*SET TASK*:
Repeat, exactly and in full, the lines of the listing below, but without any pictures.

-- START GIVEN RECORDS --

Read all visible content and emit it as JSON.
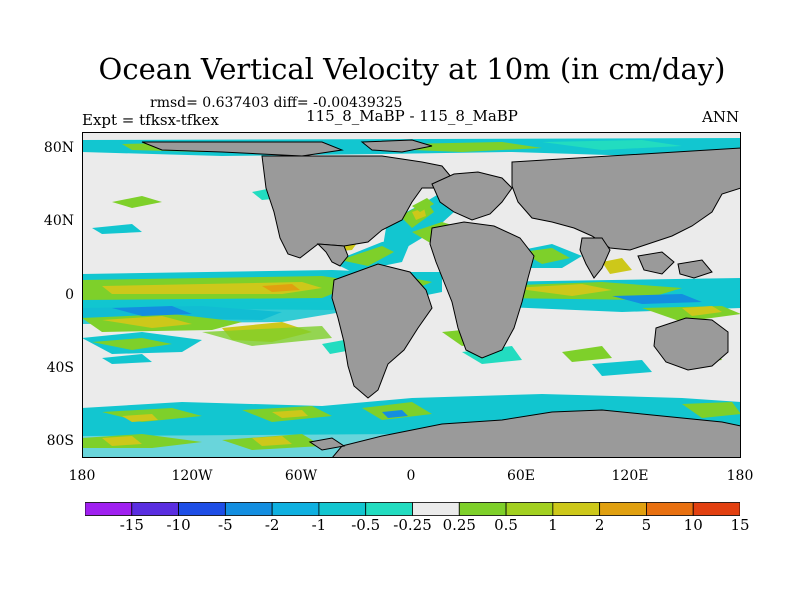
{
  "title": "Ocean Vertical Velocity at 10m (in cm/day)",
  "stats": "rmsd= 0.637403 diff= -0.00439325",
  "expt": "Expt = tfksx-tfkex",
  "case": "115_8_MaBP - 115_8_MaBP",
  "season": "ANN",
  "lat_labels": [
    "80N",
    "40N",
    "0",
    "40S",
    "80S"
  ],
  "lon_labels": [
    "180",
    "120W",
    "60W",
    "0",
    "60E",
    "120E",
    "180"
  ],
  "colorbar": {
    "labels": [
      "-15",
      "-10",
      "-5",
      "-2",
      "-1",
      "-0.5",
      "-0.25",
      "0.25",
      "0.5",
      "1",
      "2",
      "5",
      "10",
      "15"
    ],
    "colors": [
      "#a020f0",
      "#5a2ee0",
      "#1e4ee6",
      "#138ee0",
      "#0fb0e0",
      "#12c6d0",
      "#22dcc0",
      "#ebebeb",
      "#7ed02a",
      "#a2d020",
      "#cdc81a",
      "#e0a010",
      "#e87010",
      "#e24010"
    ]
  },
  "map_colors": {
    "land": "#9a9a9a",
    "ocean_neutral": "#ebebeb",
    "coastline": "#000000"
  }
}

-- END GIVEN RECORDS --

*TASK SOLUTION*:
Read all visible content and emit it as JSON.
{
  "title": "Ocean Vertical Velocity at 10m (in cm/day)",
  "stats": "rmsd= 0.637403 diff= -0.00439325",
  "expt": "Expt = tfksx-tfkex",
  "case": "115_8_MaBP - 115_8_MaBP",
  "season": "ANN",
  "lat_labels": [
    "80N",
    "40N",
    "0",
    "40S",
    "80S"
  ],
  "lon_labels": [
    "180",
    "120W",
    "60W",
    "0",
    "60E",
    "120E",
    "180"
  ],
  "colorbar": {
    "labels": [
      "-15",
      "-10",
      "-5",
      "-2",
      "-1",
      "-0.5",
      "-0.25",
      "0.25",
      "0.5",
      "1",
      "2",
      "5",
      "10",
      "15"
    ],
    "colors": [
      "#a020f0",
      "#5a2ee0",
      "#1e4ee6",
      "#138ee0",
      "#0fb0e0",
      "#12c6d0",
      "#22dcc0",
      "#ebebeb",
      "#7ed02a",
      "#a2d020",
      "#cdc81a",
      "#e0a010",
      "#e87010",
      "#e24010"
    ]
  },
  "map_colors": {
    "land": "#9a9a9a",
    "ocean_neutral": "#ebebeb",
    "coastline": "#000000"
  }
}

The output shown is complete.